Begin GIVEN INFORMATION

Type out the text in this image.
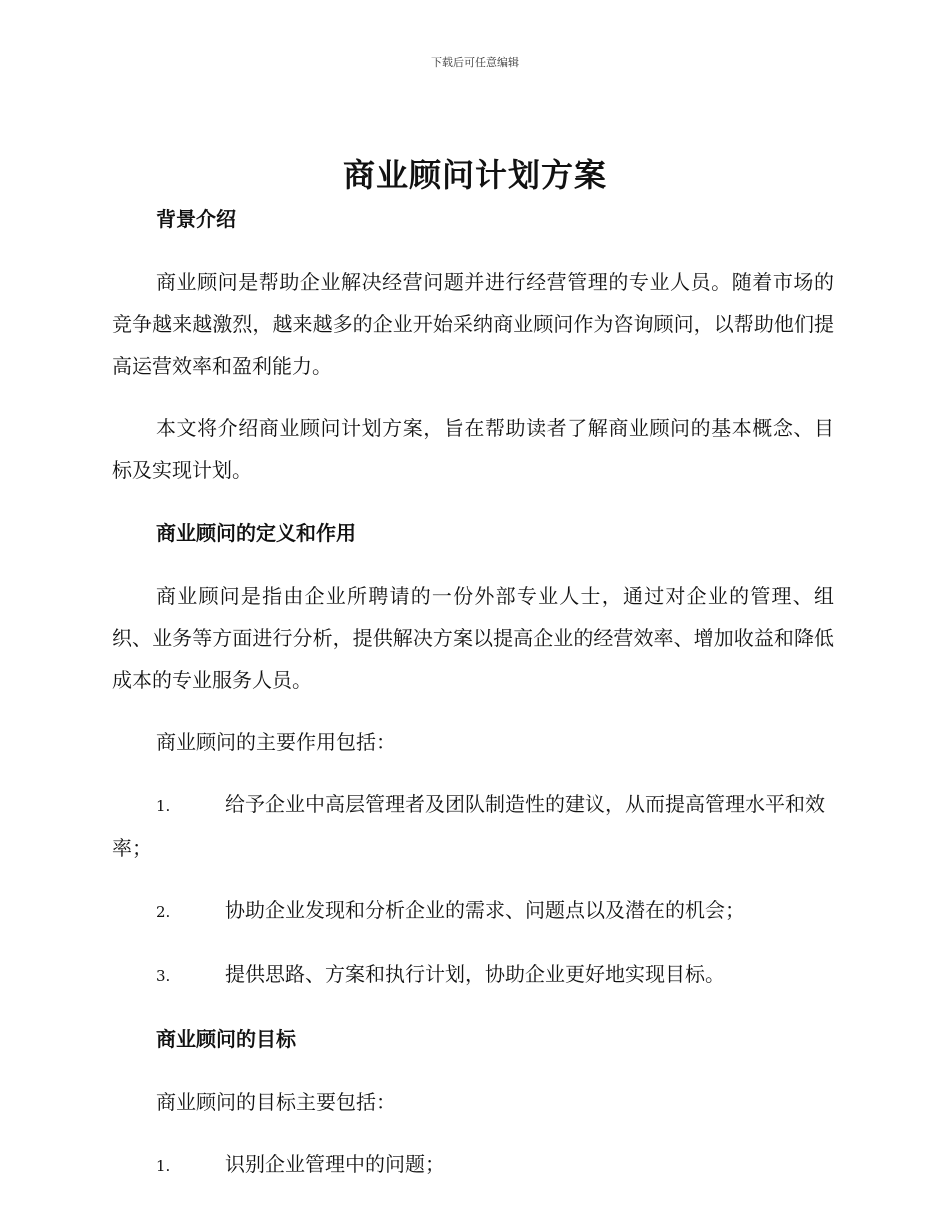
下载后可任意编辑
商业顾问计划方案
背景介绍

商业顾问是帮助企业解决经营问题并进行经营管理的专业人员。随着市场的竞争越来越激烈，越来越多的企业开始采纳商业顾问作为咨询顾问，以帮助他们提高运营效率和盈利能力。

本文将介绍商业顾问计划方案，旨在帮助读者了解商业顾问的基本概念、目标及实现计划。

商业顾问的定义和作用

商业顾问是指由企业所聘请的一份外部专业人士，通过对企业的管理、组织、业务等方面进行分析，提供解决方案以提高企业的经营效率、增加收益和降低成本的专业服务人员。

商业顾问的主要作用包括：

1.	给予企业中高层管理者及团队制造性的建议，从而提高管理水平和效率；

2.	协助企业发现和分析企业的需求、问题点以及潜在的机会；

3.	提供思路、方案和执行计划，协助企业更好地实现目标。

商业顾问的目标

商业顾问的目标主要包括：

1.	识别企业管理中的问题；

End GIVEN INFORMATION

__OBJECTIVE__
Give all the lines above again, character for character, without pictures.

__FULL SOLUTION__
Type out the text in this image.
下载后可任意编辑
商业顾问计划方案
背景介绍

商业顾问是帮助企业解决经营问题并进行经营管理的专业人员。随着市场的竞争越来越激烈，越来越多的企业开始采纳商业顾问作为咨询顾问，以帮助他们提高运营效率和盈利能力。

本文将介绍商业顾问计划方案，旨在帮助读者了解商业顾问的基本概念、目标及实现计划。

商业顾问的定义和作用

商业顾问是指由企业所聘请的一份外部专业人士，通过对企业的管理、组织、业务等方面进行分析，提供解决方案以提高企业的经营效率、增加收益和降低成本的专业服务人员。

商业顾问的主要作用包括：

1.	给予企业中高层管理者及团队制造性的建议，从而提高管理水平和效率；

2.	协助企业发现和分析企业的需求、问题点以及潜在的机会；

3.	提供思路、方案和执行计划，协助企业更好地实现目标。

商业顾问的目标

商业顾问的目标主要包括：

1.	识别企业管理中的问题；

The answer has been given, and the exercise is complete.